> **Exercise instructions**
Wherever a line holds the word "活动过程", copy that line out.

[Data entries]
--- begin ---

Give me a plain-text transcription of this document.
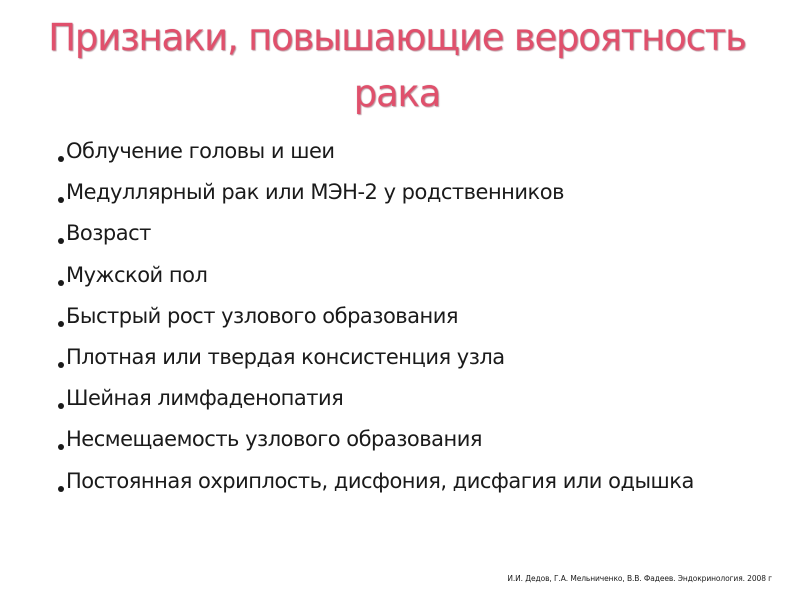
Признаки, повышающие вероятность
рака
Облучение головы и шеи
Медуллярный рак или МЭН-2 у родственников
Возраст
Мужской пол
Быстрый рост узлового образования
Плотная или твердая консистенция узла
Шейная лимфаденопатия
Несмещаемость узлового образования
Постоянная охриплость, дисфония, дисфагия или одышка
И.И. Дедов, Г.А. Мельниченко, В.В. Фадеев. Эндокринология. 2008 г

--- end ---
--- begin ---

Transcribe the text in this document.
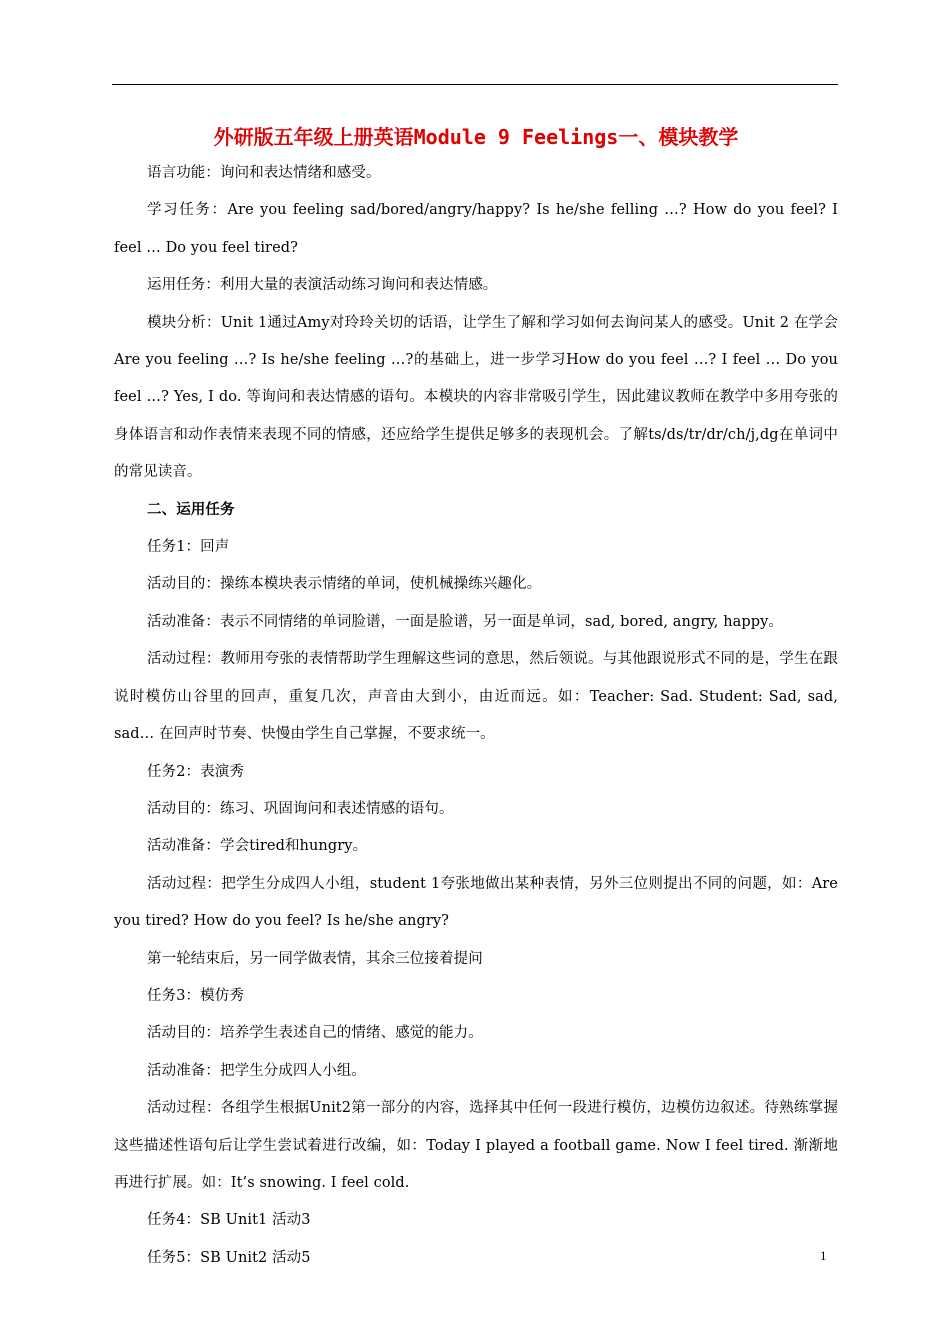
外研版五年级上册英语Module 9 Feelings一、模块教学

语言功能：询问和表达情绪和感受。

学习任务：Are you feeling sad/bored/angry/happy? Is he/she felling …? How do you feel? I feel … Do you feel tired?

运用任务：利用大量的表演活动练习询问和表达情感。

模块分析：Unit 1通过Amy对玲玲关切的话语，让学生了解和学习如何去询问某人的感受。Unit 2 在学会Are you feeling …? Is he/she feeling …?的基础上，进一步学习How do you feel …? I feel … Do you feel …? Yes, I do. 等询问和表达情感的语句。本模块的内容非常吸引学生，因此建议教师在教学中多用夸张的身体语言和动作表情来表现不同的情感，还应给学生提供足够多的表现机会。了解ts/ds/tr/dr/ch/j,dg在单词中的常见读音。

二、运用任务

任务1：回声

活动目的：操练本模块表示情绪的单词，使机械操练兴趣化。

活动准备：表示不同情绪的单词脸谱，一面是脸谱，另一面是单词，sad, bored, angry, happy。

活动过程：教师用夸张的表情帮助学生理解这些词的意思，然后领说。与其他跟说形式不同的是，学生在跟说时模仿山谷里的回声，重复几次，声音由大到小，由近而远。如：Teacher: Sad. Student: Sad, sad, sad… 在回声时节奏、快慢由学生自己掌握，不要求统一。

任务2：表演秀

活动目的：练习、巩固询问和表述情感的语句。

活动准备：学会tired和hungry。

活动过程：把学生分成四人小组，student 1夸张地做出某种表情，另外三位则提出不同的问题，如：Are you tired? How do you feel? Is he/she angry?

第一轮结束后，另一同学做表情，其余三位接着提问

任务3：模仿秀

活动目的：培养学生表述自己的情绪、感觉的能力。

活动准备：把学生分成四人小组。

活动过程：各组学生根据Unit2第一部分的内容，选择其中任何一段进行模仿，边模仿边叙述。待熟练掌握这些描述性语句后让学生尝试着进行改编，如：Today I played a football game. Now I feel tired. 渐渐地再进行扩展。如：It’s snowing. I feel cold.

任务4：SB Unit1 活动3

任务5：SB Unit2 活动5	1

--- end ---
--- begin ---

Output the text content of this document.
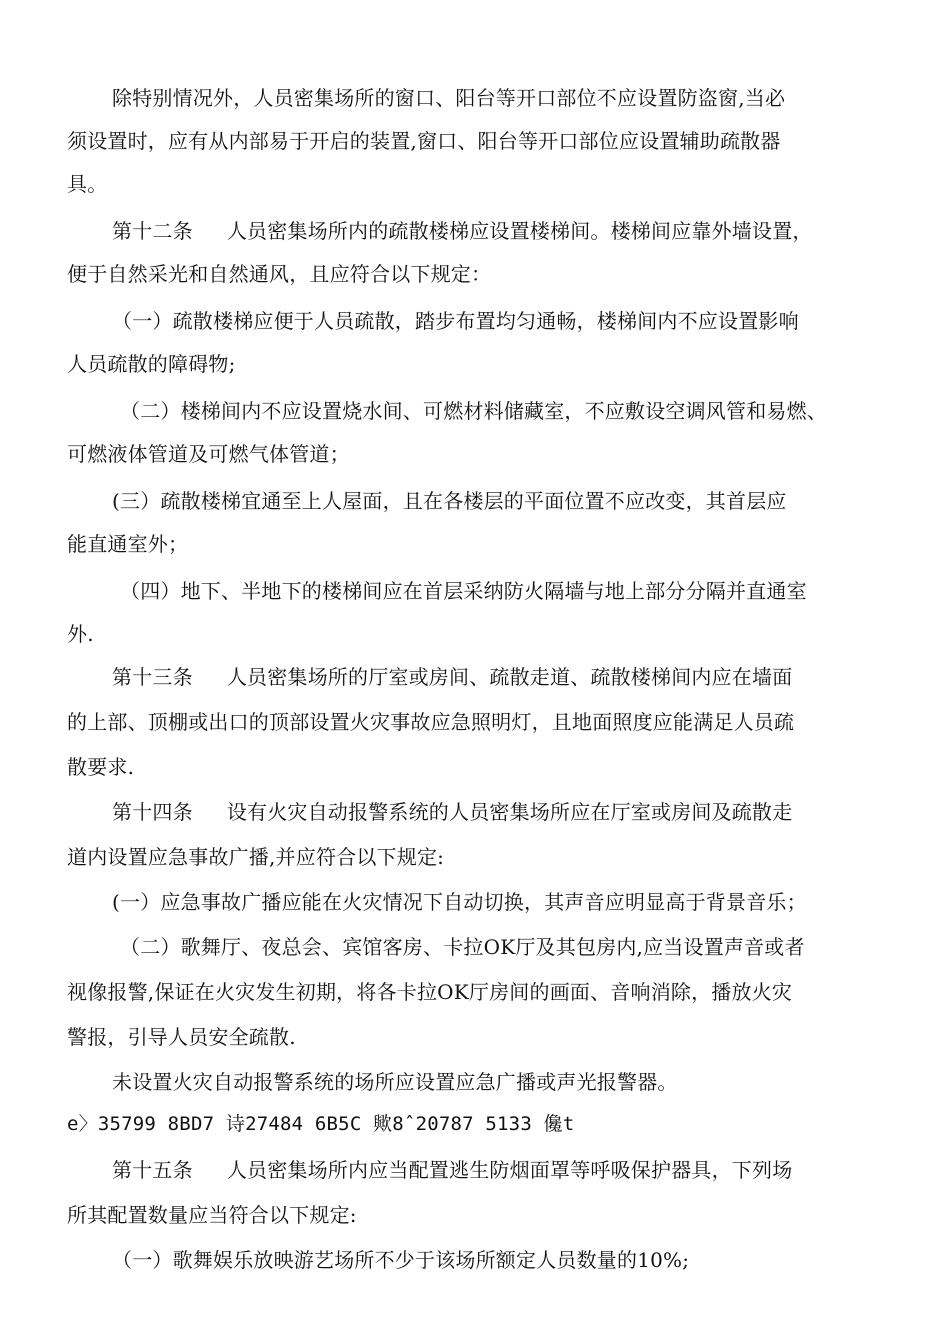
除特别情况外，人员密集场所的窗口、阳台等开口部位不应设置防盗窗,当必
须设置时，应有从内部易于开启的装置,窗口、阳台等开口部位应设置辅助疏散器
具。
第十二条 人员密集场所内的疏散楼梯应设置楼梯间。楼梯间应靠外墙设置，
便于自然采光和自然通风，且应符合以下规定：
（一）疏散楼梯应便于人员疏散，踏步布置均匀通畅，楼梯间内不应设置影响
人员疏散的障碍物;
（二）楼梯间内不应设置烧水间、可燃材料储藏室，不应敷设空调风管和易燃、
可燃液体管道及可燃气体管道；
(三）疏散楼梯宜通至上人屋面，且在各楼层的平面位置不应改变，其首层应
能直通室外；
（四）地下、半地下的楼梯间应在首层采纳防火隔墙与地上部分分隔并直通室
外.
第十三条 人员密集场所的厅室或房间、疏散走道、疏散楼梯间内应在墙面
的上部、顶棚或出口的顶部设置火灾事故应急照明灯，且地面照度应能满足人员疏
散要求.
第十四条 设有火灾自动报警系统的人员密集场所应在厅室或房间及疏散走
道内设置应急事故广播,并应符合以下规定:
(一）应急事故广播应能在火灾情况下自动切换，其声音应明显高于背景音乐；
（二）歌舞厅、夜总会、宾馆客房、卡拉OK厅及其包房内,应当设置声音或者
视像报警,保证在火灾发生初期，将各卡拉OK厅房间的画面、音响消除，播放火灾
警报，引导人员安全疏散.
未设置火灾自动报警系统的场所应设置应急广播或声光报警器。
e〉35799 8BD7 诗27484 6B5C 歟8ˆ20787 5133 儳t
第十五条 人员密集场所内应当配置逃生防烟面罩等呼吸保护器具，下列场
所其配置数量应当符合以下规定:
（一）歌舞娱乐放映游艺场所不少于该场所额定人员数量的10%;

--- end ---

> **Completed task**
活动过程：教师用夸张的表情帮助学生理解这些词的意思，然后领说。与其他跟说形式不同的是，学生在跟说时模仿山谷里的回声，重复几次，声音由大到小，由近而远。如：Teacher: Sad. Student: Sad, sad, sad… 在回声时节奏、快慢由学生自己掌握，不要求统一。
活动过程：把学生分成四人小组，student 1夸张地做出某种表情，另外三位则提出不同的问题，如：Are you tired? How do you feel? Is he/she angry?
活动过程：各组学生根据Unit2第一部分的内容，选择其中任何一段进行模仿，边模仿边叙述。待熟练掌握这些描述性语句后让学生尝试着进行改编，如：Today I played a football game. Now I feel tired. 渐渐地再进行扩展。如：It’s snowing. I feel cold.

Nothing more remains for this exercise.